------ SUPPLIED DATA
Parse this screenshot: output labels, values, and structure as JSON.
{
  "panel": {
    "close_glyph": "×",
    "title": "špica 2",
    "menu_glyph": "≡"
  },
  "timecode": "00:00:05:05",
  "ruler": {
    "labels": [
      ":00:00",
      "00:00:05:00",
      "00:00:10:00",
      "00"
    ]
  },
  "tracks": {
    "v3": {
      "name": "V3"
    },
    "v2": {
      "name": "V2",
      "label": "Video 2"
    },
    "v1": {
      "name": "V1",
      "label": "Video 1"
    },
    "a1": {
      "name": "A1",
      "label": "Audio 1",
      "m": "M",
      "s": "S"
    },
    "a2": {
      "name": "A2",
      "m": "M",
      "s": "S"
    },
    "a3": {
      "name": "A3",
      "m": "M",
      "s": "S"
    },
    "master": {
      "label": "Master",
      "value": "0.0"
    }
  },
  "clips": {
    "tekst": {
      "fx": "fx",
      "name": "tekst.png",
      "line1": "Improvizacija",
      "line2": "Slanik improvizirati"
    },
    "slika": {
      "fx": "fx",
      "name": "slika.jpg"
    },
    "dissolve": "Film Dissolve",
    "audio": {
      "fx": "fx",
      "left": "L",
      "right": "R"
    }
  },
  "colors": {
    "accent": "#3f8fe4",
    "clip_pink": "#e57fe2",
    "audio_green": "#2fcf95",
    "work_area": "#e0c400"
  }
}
------------
#### TASK DIRECTIONS:
Show every line of the records above that contains the word "name".

#### RESULT OF THIS TASK:
      "name": "V3"
      "name": "V2",
      "name": "V1",
      "name": "A1",
      "name": "A2",
      "name": "A3",
      "name": "tekst.png",
      "name": "slika.jpg"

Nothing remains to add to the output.